** start Information given **

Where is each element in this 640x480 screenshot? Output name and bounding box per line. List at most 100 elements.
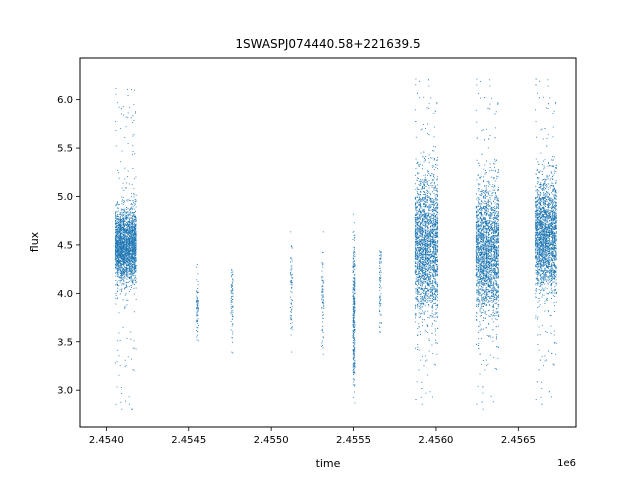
- data-point: [423, 303, 425, 305]
- data-point: [436, 202, 438, 204]
- data-point: [122, 271, 124, 273]
- data-point: [380, 256, 382, 258]
- data-point: [435, 146, 436, 148]
- data-point: [321, 342, 323, 344]
- data-point: [353, 337, 355, 339]
- data-point: [129, 256, 131, 258]
- data-point: [430, 215, 432, 217]
- data-point: [134, 266, 136, 268]
- data-point: [418, 302, 420, 304]
- data-point: [420, 180, 421, 182]
- data-point: [322, 282, 324, 284]
- data-point: [127, 267, 129, 269]
- data-point: [125, 229, 126, 231]
- data-point: [321, 299, 323, 301]
- data-point: [114, 253, 116, 255]
- data-point: [133, 263, 135, 265]
- data-point: [425, 241, 426, 243]
- data-point: [352, 231, 354, 233]
- data-point: [422, 266, 424, 268]
- data-point: [427, 227, 428, 229]
- data-point: [115, 251, 116, 253]
- data-point: [418, 193, 420, 195]
- data-point: [126, 304, 128, 306]
- data-point: [132, 283, 134, 285]
- data-point: [232, 341, 233, 343]
- data-point: [133, 258, 135, 260]
- data-point: [120, 270, 122, 271]
- data-point: [124, 257, 125, 259]
- data-point: [124, 235, 126, 237]
- data-point: [130, 217, 132, 219]
- data-point: [130, 264, 132, 266]
- data-point: [434, 269, 436, 271]
- data-point: [428, 350, 430, 352]
- data-point: [116, 290, 118, 292]
- data-point: [379, 259, 381, 261]
- data-point: [430, 185, 432, 187]
- data-point: [428, 277, 430, 279]
- data-point: [353, 350, 355, 352]
- data-point: [130, 331, 132, 333]
- data-point: [431, 292, 433, 294]
- data-point: [352, 332, 354, 334]
- data-point: [420, 229, 421, 231]
- data-point: [427, 190, 428, 192]
- data-point: [418, 204, 420, 206]
- data-point: [117, 243, 119, 245]
- data-point: [123, 239, 125, 241]
- data-point: [124, 248, 126, 250]
- data-point: [122, 268, 124, 270]
- data-point: [124, 210, 126, 212]
- data-point: [428, 289, 430, 291]
- data-point: [115, 251, 117, 253]
- data-point: [425, 273, 427, 275]
- data-point: [135, 265, 137, 267]
- data-point: [323, 306, 325, 308]
- data-point: [118, 256, 120, 258]
- data-point: [133, 214, 135, 216]
- data-point: [354, 402, 356, 404]
- data-point: [131, 253, 133, 255]
- data-point: [126, 257, 128, 259]
- data-point: [322, 290, 324, 292]
- data-point: [116, 252, 118, 254]
- data-point: [197, 327, 199, 329]
- data-point: [124, 261, 126, 263]
- data-point: [353, 340, 355, 342]
- data-point: [415, 202, 417, 204]
- data-point: [126, 270, 128, 272]
- data-point: [420, 206, 422, 207]
- data-point: [420, 301, 422, 302]
- data-point: [291, 268, 293, 270]
- data-point: [123, 218, 125, 220]
- data-point: [422, 325, 424, 326]
- data-point: [420, 275, 422, 277]
- data-point: [122, 234, 124, 236]
- data-point: [125, 223, 127, 225]
- data-point: [434, 296, 436, 298]
- data-point: [435, 283, 437, 285]
- data-point: [434, 312, 436, 314]
- data-point: [198, 308, 199, 310]
- data-point: [420, 231, 422, 232]
- data-point: [419, 276, 420, 278]
- data-point: [124, 214, 126, 216]
- data-point: [352, 363, 354, 365]
- data-point: [121, 250, 123, 252]
- data-point: [430, 205, 432, 207]
- data-point: [126, 227, 127, 229]
- data-point: [431, 275, 433, 277]
- data-point: [120, 251, 122, 253]
- data-point: [120, 263, 121, 265]
- data-point: [131, 408, 132, 410]
- data-point: [422, 299, 424, 301]
- data-point: [124, 253, 126, 255]
- data-point: [436, 265, 438, 267]
- data-point: [428, 285, 430, 287]
- data-point: [125, 269, 127, 271]
- data-point: [128, 246, 130, 248]
- data-point: [119, 211, 121, 213]
- data-point: [428, 227, 430, 229]
- data-point: [133, 237, 135, 238]
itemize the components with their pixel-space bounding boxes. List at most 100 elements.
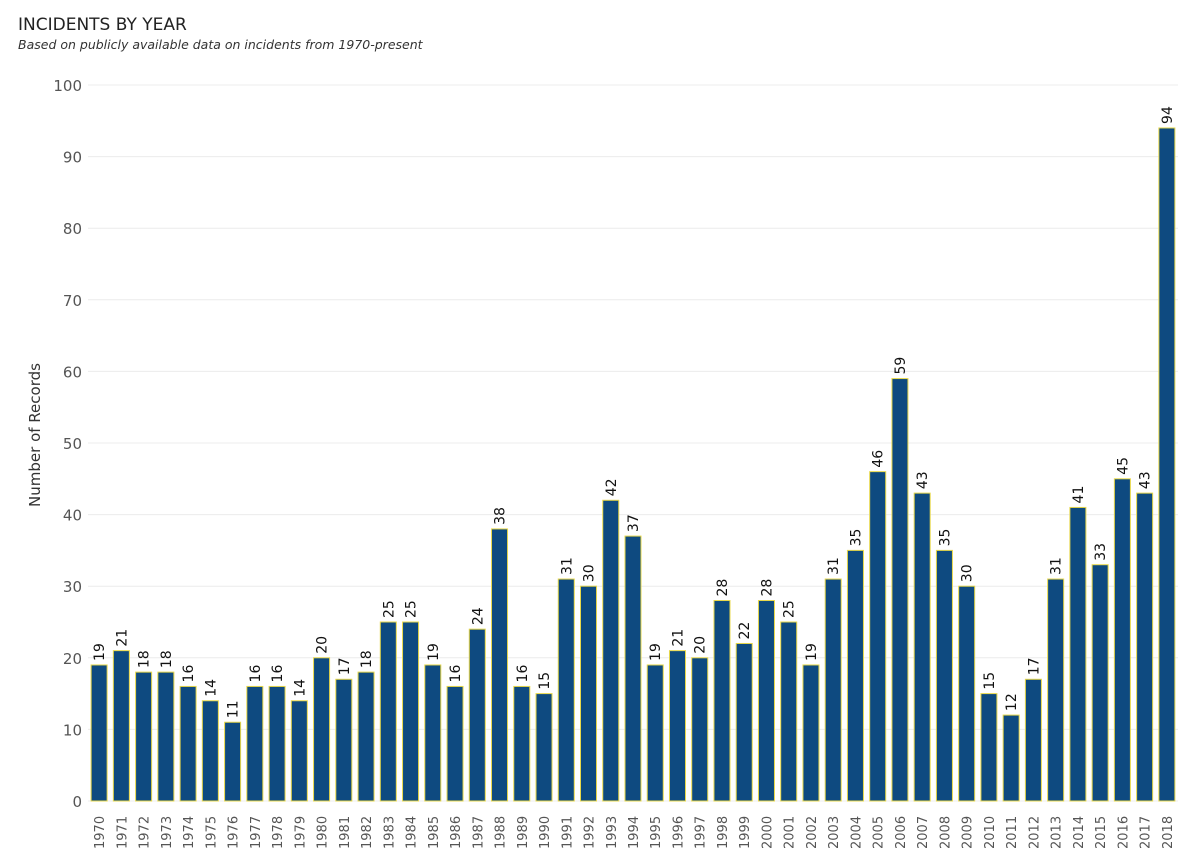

** end Information given **

Prompt:
Which lines above contain the word "most" with the same capitalization? Copy each of them.

Solution for this task:
Where is each element in this 640x480 screenshot? Output name and bounding box per line. List at most 100 elements.
itemize the components with their pixel-space bounding boxes. List at most 100 elements.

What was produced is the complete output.